* START Records *

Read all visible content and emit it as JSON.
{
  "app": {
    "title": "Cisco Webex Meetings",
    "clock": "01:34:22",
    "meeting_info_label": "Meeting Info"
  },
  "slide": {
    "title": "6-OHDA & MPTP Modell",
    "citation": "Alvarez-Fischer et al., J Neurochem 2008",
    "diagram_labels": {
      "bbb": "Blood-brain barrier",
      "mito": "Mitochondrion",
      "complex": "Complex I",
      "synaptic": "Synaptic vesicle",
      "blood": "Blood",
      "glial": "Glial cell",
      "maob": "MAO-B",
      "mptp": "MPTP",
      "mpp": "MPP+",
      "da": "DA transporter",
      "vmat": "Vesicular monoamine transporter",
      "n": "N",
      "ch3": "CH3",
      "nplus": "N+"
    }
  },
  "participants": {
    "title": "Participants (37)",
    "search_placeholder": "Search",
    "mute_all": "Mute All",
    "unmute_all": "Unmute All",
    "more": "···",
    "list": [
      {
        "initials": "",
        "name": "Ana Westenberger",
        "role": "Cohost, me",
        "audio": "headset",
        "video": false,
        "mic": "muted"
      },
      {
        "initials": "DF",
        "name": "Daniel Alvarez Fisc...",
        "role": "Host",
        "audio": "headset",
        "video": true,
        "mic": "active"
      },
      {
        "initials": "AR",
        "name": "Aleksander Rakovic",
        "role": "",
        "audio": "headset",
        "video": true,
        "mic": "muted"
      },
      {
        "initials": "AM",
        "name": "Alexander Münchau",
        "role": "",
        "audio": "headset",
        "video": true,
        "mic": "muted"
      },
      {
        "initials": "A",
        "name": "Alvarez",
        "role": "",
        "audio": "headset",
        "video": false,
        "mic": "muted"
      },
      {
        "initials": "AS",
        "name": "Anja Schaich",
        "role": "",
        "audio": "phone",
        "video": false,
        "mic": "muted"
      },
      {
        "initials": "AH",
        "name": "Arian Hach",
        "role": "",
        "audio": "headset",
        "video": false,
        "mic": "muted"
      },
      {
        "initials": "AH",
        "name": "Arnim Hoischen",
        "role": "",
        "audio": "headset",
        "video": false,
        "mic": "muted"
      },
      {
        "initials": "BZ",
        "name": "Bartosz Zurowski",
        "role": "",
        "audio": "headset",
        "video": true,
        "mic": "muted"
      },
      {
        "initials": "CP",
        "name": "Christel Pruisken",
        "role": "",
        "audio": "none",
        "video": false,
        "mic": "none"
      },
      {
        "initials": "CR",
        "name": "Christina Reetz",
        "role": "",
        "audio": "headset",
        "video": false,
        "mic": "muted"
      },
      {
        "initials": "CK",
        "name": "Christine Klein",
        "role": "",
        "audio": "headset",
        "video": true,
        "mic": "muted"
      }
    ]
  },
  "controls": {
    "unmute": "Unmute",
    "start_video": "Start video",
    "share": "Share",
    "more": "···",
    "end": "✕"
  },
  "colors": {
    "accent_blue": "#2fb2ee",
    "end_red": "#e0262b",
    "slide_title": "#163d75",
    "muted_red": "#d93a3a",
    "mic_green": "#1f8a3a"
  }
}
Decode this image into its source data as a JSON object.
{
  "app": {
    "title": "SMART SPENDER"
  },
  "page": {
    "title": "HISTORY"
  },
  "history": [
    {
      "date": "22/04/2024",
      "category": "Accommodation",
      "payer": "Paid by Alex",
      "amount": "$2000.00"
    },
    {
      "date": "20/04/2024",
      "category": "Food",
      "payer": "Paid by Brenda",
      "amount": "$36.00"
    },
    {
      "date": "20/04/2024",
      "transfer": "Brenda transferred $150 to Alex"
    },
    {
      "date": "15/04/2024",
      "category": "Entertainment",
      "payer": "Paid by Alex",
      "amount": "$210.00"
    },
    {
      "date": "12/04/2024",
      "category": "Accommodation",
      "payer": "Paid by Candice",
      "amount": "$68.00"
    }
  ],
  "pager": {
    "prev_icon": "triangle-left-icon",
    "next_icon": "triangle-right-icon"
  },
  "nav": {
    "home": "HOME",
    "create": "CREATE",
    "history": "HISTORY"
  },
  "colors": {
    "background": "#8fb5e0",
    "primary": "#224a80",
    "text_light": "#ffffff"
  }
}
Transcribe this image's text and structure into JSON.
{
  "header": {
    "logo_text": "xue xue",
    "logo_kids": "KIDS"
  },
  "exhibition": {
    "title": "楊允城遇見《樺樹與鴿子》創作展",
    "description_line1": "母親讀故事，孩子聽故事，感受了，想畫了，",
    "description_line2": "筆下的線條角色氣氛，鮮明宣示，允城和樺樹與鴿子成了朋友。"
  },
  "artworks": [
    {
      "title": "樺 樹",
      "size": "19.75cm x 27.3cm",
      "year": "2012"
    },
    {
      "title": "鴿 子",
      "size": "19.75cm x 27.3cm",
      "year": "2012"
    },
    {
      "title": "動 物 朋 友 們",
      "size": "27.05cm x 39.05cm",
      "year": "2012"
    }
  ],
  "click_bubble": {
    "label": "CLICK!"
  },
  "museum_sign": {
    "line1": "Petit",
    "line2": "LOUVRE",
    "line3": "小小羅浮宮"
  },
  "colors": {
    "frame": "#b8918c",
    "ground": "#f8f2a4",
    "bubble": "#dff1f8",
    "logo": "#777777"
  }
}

* END Records *

Exercise description: Once more, set down the full listing, verbatim.

Response to the exercise:
Read all visible content and emit it as JSON.
{
  "app": {
    "title": "Cisco Webex Meetings",
    "clock": "01:34:22",
    "meeting_info_label": "Meeting Info"
  },
  "slide": {
    "title": "6-OHDA & MPTP Modell",
    "citation": "Alvarez-Fischer et al., J Neurochem 2008",
    "diagram_labels": {
      "bbb": "Blood-brain barrier",
      "mito": "Mitochondrion",
      "complex": "Complex I",
      "synaptic": "Synaptic vesicle",
      "blood": "Blood",
      "glial": "Glial cell",
      "maob": "MAO-B",
      "mptp": "MPTP",
      "mpp": "MPP+",
      "da": "DA transporter",
      "vmat": "Vesicular monoamine transporter",
      "n": "N",
      "ch3": "CH3",
      "nplus": "N+"
    }
  },
  "participants": {
    "title": "Participants (37)",
    "search_placeholder": "Search",
    "mute_all": "Mute All",
    "unmute_all": "Unmute All",
    "more": "···",
    "list": [
      {
        "initials": "",
        "name": "Ana Westenberger",
        "role": "Cohost, me",
        "audio": "headset",
        "video": false,
        "mic": "muted"
      },
      {
        "initials": "DF",
        "name": "Daniel Alvarez Fisc...",
        "role": "Host",
        "audio": "headset",
        "video": true,
        "mic": "active"
      },
      {
        "initials": "AR",
        "name": "Aleksander Rakovic",
        "role": "",
        "audio": "headset",
        "video": true,
        "mic": "muted"
      },
      {
        "initials": "AM",
        "name": "Alexander Münchau",
        "role": "",
        "audio": "headset",
        "video": true,
        "mic": "muted"
      },
      {
        "initials": "A",
        "name": "Alvarez",
        "role": "",
        "audio": "headset",
        "video": false,
        "mic": "muted"
      },
      {
        "initials": "AS",
        "name": "Anja Schaich",
        "role": "",
        "audio": "phone",
        "video": false,
        "mic": "muted"
      },
      {
        "initials": "AH",
        "name": "Arian Hach",
        "role": "",
        "audio": "headset",
        "video": false,
        "mic": "muted"
      },
      {
        "initials": "AH",
        "name": "Arnim Hoischen",
        "role": "",
        "audio": "headset",
        "video": false,
        "mic": "muted"
      },
      {
        "initials": "BZ",
        "name": "Bartosz Zurowski",
        "role": "",
        "audio": "headset",
        "video": true,
        "mic": "muted"
      },
      {
        "initials": "CP",
        "name": "Christel Pruisken",
        "role": "",
        "audio": "none",
        "video": false,
        "mic": "none"
      },
      {
        "initials": "CR",
        "name": "Christina Reetz",
        "role": "",
        "audio": "headset",
        "video": false,
        "mic": "muted"
      },
      {
        "initials": "CK",
        "name": "Christine Klein",
        "role": "",
        "audio": "headset",
        "video": true,
        "mic": "muted"
      }
    ]
  },
  "controls": {
    "unmute": "Unmute",
    "start_video": "Start video",
    "share": "Share",
    "more": "···",
    "end": "✕"
  },
  "colors": {
    "accent_blue": "#2fb2ee",
    "end_red": "#e0262b",
    "slide_title": "#163d75",
    "muted_red": "#d93a3a",
    "mic_green": "#1f8a3a"
  }
}
Decode this image into its source data as a JSON object.
{
  "app": {
    "title": "SMART SPENDER"
  },
  "page": {
    "title": "HISTORY"
  },
  "history": [
    {
      "date": "22/04/2024",
      "category": "Accommodation",
      "payer": "Paid by Alex",
      "amount": "$2000.00"
    },
    {
      "date": "20/04/2024",
      "category": "Food",
      "payer": "Paid by Brenda",
      "amount": "$36.00"
    },
    {
      "date": "20/04/2024",
      "transfer": "Brenda transferred $150 to Alex"
    },
    {
      "date": "15/04/2024",
      "category": "Entertainment",
      "payer": "Paid by Alex",
      "amount": "$210.00"
    },
    {
      "date": "12/04/2024",
      "category": "Accommodation",
      "payer": "Paid by Candice",
      "amount": "$68.00"
    }
  ],
  "pager": {
    "prev_icon": "triangle-left-icon",
    "next_icon": "triangle-right-icon"
  },
  "nav": {
    "home": "HOME",
    "create": "CREATE",
    "history": "HISTORY"
  },
  "colors": {
    "background": "#8fb5e0",
    "primary": "#224a80",
    "text_light": "#ffffff"
  }
}
Transcribe this image's text and structure into JSON.
{
  "header": {
    "logo_text": "xue xue",
    "logo_kids": "KIDS"
  },
  "exhibition": {
    "title": "楊允城遇見《樺樹與鴿子》創作展",
    "description_line1": "母親讀故事，孩子聽故事，感受了，想畫了，",
    "description_line2": "筆下的線條角色氣氛，鮮明宣示，允城和樺樹與鴿子成了朋友。"
  },
  "artworks": [
    {
      "title": "樺 樹",
      "size": "19.75cm x 27.3cm",
      "year": "2012"
    },
    {
      "title": "鴿 子",
      "size": "19.75cm x 27.3cm",
      "year": "2012"
    },
    {
      "title": "動 物 朋 友 們",
      "size": "27.05cm x 39.05cm",
      "year": "2012"
    }
  ],
  "click_bubble": {
    "label": "CLICK!"
  },
  "museum_sign": {
    "line1": "Petit",
    "line2": "LOUVRE",
    "line3": "小小羅浮宮"
  },
  "colors": {
    "frame": "#b8918c",
    "ground": "#f8f2a4",
    "bubble": "#dff1f8",
    "logo": "#777777"
  }
}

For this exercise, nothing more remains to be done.